Your task: Write the material out again in full, exactly.

Stored data:
---

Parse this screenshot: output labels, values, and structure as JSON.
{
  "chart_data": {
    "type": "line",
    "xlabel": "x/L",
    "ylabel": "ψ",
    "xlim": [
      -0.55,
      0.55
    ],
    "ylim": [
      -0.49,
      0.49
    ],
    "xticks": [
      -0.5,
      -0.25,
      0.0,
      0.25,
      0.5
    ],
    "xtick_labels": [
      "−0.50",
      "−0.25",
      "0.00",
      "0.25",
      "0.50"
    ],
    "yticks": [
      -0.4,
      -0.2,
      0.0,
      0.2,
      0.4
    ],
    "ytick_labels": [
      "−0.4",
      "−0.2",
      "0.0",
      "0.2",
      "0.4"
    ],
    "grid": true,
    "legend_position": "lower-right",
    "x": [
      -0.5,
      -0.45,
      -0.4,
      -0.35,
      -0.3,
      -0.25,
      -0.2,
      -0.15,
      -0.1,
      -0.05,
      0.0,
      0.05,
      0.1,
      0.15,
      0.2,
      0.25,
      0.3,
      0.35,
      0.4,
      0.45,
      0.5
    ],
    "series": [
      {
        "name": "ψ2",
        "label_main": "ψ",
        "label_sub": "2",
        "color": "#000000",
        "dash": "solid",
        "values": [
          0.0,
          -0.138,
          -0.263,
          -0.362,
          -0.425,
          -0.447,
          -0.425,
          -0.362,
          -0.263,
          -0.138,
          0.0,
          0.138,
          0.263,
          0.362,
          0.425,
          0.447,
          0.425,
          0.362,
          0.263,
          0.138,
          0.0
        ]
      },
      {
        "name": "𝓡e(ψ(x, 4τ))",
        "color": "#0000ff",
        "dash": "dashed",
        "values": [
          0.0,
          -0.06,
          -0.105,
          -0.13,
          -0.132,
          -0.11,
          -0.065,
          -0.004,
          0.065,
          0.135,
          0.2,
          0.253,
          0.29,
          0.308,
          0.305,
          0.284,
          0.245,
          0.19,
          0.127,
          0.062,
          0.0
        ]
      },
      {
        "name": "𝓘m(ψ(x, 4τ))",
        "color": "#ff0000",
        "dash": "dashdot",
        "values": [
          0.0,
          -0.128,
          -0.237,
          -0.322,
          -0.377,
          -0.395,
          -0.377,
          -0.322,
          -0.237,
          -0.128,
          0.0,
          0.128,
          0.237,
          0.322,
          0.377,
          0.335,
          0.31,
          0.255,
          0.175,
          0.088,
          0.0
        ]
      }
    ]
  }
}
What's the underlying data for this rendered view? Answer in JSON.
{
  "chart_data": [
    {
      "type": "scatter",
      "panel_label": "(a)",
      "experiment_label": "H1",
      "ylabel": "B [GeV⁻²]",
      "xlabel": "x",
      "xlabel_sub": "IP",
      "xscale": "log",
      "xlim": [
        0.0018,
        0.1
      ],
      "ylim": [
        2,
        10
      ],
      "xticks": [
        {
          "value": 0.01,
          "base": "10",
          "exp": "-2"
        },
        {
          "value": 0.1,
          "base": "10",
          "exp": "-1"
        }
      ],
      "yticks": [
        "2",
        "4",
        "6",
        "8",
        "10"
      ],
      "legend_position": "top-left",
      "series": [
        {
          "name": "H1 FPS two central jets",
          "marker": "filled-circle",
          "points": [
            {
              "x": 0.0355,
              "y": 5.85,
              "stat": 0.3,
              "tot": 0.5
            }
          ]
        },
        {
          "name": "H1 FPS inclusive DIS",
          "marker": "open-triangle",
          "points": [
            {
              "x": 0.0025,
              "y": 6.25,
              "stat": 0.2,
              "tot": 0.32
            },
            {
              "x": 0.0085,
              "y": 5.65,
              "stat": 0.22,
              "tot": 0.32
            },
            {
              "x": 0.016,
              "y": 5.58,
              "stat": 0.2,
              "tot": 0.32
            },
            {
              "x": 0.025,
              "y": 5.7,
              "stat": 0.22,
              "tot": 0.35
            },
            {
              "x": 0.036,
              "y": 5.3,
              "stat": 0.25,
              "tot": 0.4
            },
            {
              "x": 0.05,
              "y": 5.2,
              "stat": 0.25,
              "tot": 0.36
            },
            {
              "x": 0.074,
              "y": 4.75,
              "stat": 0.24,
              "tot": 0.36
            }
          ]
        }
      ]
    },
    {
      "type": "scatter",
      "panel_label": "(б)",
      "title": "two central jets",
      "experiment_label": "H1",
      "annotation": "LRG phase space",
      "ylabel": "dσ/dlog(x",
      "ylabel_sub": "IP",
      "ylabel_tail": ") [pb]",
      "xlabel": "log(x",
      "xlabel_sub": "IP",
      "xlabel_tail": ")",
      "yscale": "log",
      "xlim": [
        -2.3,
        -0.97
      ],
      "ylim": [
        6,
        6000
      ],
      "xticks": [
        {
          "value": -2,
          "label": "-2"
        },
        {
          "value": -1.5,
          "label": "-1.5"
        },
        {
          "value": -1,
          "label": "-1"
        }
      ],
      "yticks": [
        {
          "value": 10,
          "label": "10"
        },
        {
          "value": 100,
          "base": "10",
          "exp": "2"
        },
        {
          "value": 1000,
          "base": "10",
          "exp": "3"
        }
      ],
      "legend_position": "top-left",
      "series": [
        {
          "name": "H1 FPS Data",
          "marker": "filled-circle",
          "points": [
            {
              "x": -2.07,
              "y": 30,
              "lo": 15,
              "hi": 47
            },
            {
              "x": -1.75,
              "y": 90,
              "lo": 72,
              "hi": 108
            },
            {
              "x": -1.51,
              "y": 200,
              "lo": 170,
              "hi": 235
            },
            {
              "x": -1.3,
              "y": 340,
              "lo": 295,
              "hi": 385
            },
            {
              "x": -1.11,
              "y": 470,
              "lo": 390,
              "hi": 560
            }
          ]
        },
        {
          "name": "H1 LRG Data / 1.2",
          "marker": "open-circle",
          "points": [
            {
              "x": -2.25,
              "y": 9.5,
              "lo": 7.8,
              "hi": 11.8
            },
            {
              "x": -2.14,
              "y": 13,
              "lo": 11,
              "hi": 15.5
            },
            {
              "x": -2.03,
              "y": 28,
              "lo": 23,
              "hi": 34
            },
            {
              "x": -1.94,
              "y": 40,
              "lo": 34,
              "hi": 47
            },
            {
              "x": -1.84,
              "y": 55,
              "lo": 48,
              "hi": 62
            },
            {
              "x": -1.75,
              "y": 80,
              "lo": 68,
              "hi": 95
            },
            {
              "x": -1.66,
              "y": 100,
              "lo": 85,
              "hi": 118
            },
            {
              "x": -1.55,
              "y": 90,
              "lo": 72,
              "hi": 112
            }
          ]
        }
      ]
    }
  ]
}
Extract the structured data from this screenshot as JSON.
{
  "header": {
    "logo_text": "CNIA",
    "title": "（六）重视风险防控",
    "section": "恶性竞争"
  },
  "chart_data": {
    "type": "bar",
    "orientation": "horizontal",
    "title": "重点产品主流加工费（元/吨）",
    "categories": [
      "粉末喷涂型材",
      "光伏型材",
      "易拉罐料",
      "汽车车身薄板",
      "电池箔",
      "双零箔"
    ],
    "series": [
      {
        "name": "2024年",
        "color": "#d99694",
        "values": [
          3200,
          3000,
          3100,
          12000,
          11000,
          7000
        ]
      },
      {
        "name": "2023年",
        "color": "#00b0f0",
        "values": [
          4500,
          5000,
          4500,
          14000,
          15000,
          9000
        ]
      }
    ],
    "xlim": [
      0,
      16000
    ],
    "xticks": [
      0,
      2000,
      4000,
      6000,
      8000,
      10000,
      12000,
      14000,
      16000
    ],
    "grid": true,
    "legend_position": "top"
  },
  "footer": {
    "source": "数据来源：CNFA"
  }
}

---

Solved problem:
Parse this screenshot: output labels, values, and structure as JSON.
{
  "chart_data": {
    "type": "line",
    "xlabel": "x/L",
    "ylabel": "ψ",
    "xlim": [
      -0.55,
      0.55
    ],
    "ylim": [
      -0.49,
      0.49
    ],
    "xticks": [
      -0.5,
      -0.25,
      0.0,
      0.25,
      0.5
    ],
    "xtick_labels": [
      "−0.50",
      "−0.25",
      "0.00",
      "0.25",
      "0.50"
    ],
    "yticks": [
      -0.4,
      -0.2,
      0.0,
      0.2,
      0.4
    ],
    "ytick_labels": [
      "−0.4",
      "−0.2",
      "0.0",
      "0.2",
      "0.4"
    ],
    "grid": true,
    "legend_position": "lower-right",
    "x": [
      -0.5,
      -0.45,
      -0.4,
      -0.35,
      -0.3,
      -0.25,
      -0.2,
      -0.15,
      -0.1,
      -0.05,
      0.0,
      0.05,
      0.1,
      0.15,
      0.2,
      0.25,
      0.3,
      0.35,
      0.4,
      0.45,
      0.5
    ],
    "series": [
      {
        "name": "ψ2",
        "label_main": "ψ",
        "label_sub": "2",
        "color": "#000000",
        "dash": "solid",
        "values": [
          0.0,
          -0.138,
          -0.263,
          -0.362,
          -0.425,
          -0.447,
          -0.425,
          -0.362,
          -0.263,
          -0.138,
          0.0,
          0.138,
          0.263,
          0.362,
          0.425,
          0.447,
          0.425,
          0.362,
          0.263,
          0.138,
          0.0
        ]
      },
      {
        "name": "𝓡e(ψ(x, 4τ))",
        "color": "#0000ff",
        "dash": "dashed",
        "values": [
          0.0,
          -0.06,
          -0.105,
          -0.13,
          -0.132,
          -0.11,
          -0.065,
          -0.004,
          0.065,
          0.135,
          0.2,
          0.253,
          0.29,
          0.308,
          0.305,
          0.284,
          0.245,
          0.19,
          0.127,
          0.062,
          0.0
        ]
      },
      {
        "name": "𝓘m(ψ(x, 4τ))",
        "color": "#ff0000",
        "dash": "dashdot",
        "values": [
          0.0,
          -0.128,
          -0.237,
          -0.322,
          -0.377,
          -0.395,
          -0.377,
          -0.322,
          -0.237,
          -0.128,
          0.0,
          0.128,
          0.237,
          0.322,
          0.377,
          0.335,
          0.31,
          0.255,
          0.175,
          0.088,
          0.0
        ]
      }
    ]
  }
}
What's the underlying data for this rendered view? Answer in JSON.
{
  "chart_data": [
    {
      "type": "scatter",
      "panel_label": "(a)",
      "experiment_label": "H1",
      "ylabel": "B [GeV⁻²]",
      "xlabel": "x",
      "xlabel_sub": "IP",
      "xscale": "log",
      "xlim": [
        0.0018,
        0.1
      ],
      "ylim": [
        2,
        10
      ],
      "xticks": [
        {
          "value": 0.01,
          "base": "10",
          "exp": "-2"
        },
        {
          "value": 0.1,
          "base": "10",
          "exp": "-1"
        }
      ],
      "yticks": [
        "2",
        "4",
        "6",
        "8",
        "10"
      ],
      "legend_position": "top-left",
      "series": [
        {
          "name": "H1 FPS two central jets",
          "marker": "filled-circle",
          "points": [
            {
              "x": 0.0355,
              "y": 5.85,
              "stat": 0.3,
              "tot": 0.5
            }
          ]
        },
        {
          "name": "H1 FPS inclusive DIS",
          "marker": "open-triangle",
          "points": [
            {
              "x": 0.0025,
              "y": 6.25,
              "stat": 0.2,
              "tot": 0.32
            },
            {
              "x": 0.0085,
              "y": 5.65,
              "stat": 0.22,
              "tot": 0.32
            },
            {
              "x": 0.016,
              "y": 5.58,
              "stat": 0.2,
              "tot": 0.32
            },
            {
              "x": 0.025,
              "y": 5.7,
              "stat": 0.22,
              "tot": 0.35
            },
            {
              "x": 0.036,
              "y": 5.3,
              "stat": 0.25,
              "tot": 0.4
            },
            {
              "x": 0.05,
              "y": 5.2,
              "stat": 0.25,
              "tot": 0.36
            },
            {
              "x": 0.074,
              "y": 4.75,
              "stat": 0.24,
              "tot": 0.36
            }
          ]
        }
      ]
    },
    {
      "type": "scatter",
      "panel_label": "(б)",
      "title": "two central jets",
      "experiment_label": "H1",
      "annotation": "LRG phase space",
      "ylabel": "dσ/dlog(x",
      "ylabel_sub": "IP",
      "ylabel_tail": ") [pb]",
      "xlabel": "log(x",
      "xlabel_sub": "IP",
      "xlabel_tail": ")",
      "yscale": "log",
      "xlim": [
        -2.3,
        -0.97
      ],
      "ylim": [
        6,
        6000
      ],
      "xticks": [
        {
          "value": -2,
          "label": "-2"
        },
        {
          "value": -1.5,
          "label": "-1.5"
        },
        {
          "value": -1,
          "label": "-1"
        }
      ],
      "yticks": [
        {
          "value": 10,
          "label": "10"
        },
        {
          "value": 100,
          "base": "10",
          "exp": "2"
        },
        {
          "value": 1000,
          "base": "10",
          "exp": "3"
        }
      ],
      "legend_position": "top-left",
      "series": [
        {
          "name": "H1 FPS Data",
          "marker": "filled-circle",
          "points": [
            {
              "x": -2.07,
              "y": 30,
              "lo": 15,
              "hi": 47
            },
            {
              "x": -1.75,
              "y": 90,
              "lo": 72,
              "hi": 108
            },
            {
              "x": -1.51,
              "y": 200,
              "lo": 170,
              "hi": 235
            },
            {
              "x": -1.3,
              "y": 340,
              "lo": 295,
              "hi": 385
            },
            {
              "x": -1.11,
              "y": 470,
              "lo": 390,
              "hi": 560
            }
          ]
        },
        {
          "name": "H1 LRG Data / 1.2",
          "marker": "open-circle",
          "points": [
            {
              "x": -2.25,
              "y": 9.5,
              "lo": 7.8,
              "hi": 11.8
            },
            {
              "x": -2.14,
              "y": 13,
              "lo": 11,
              "hi": 15.5
            },
            {
              "x": -2.03,
              "y": 28,
              "lo": 23,
              "hi": 34
            },
            {
              "x": -1.94,
              "y": 40,
              "lo": 34,
              "hi": 47
            },
            {
              "x": -1.84,
              "y": 55,
              "lo": 48,
              "hi": 62
            },
            {
              "x": -1.75,
              "y": 80,
              "lo": 68,
              "hi": 95
            },
            {
              "x": -1.66,
              "y": 100,
              "lo": 85,
              "hi": 118
            },
            {
              "x": -1.55,
              "y": 90,
              "lo": 72,
              "hi": 112
            }
          ]
        }
      ]
    }
  ]
}
Extract the structured data from this screenshot as JSON.
{
  "header": {
    "logo_text": "CNIA",
    "title": "（六）重视风险防控",
    "section": "恶性竞争"
  },
  "chart_data": {
    "type": "bar",
    "orientation": "horizontal",
    "title": "重点产品主流加工费（元/吨）",
    "categories": [
      "粉末喷涂型材",
      "光伏型材",
      "易拉罐料",
      "汽车车身薄板",
      "电池箔",
      "双零箔"
    ],
    "series": [
      {
        "name": "2024年",
        "color": "#d99694",
        "values": [
          3200,
          3000,
          3100,
          12000,
          11000,
          7000
        ]
      },
      {
        "name": "2023年",
        "color": "#00b0f0",
        "values": [
          4500,
          5000,
          4500,
          14000,
          15000,
          9000
        ]
      }
    ],
    "xlim": [
      0,
      16000
    ],
    "xticks": [
      0,
      2000,
      4000,
      6000,
      8000,
      10000,
      12000,
      14000,
      16000
    ],
    "grid": true,
    "legend_position": "top"
  },
  "footer": {
    "source": "数据来源：CNFA"
  }
}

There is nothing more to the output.